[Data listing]
■ ■ ■ ■ ■

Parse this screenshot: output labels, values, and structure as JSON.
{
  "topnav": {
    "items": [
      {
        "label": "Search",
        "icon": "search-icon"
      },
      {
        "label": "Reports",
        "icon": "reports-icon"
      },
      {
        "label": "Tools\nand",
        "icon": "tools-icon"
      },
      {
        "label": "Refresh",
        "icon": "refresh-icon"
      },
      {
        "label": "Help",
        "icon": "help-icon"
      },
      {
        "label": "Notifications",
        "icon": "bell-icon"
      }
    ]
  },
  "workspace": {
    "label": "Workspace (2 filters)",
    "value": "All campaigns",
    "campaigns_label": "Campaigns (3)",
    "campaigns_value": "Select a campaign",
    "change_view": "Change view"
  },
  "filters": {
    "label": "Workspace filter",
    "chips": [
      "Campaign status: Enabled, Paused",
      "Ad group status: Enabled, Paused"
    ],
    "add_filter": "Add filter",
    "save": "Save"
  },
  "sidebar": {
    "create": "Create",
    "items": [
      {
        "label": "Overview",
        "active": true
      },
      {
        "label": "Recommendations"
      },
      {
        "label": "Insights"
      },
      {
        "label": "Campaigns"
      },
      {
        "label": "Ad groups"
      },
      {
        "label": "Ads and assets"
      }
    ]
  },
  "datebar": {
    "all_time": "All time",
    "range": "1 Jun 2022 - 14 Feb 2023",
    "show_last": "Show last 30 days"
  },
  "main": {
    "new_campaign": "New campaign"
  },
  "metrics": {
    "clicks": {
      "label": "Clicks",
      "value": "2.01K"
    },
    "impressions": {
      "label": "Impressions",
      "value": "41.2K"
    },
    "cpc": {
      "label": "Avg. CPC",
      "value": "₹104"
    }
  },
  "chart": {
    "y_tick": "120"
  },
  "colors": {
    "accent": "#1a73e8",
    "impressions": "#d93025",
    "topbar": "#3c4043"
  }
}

■ ■ ■ ■ ■

Copy out every line that includes the word "status".

      "Campaign status: Enabled, Paused",
      "Ad group status: Enabled, Paused"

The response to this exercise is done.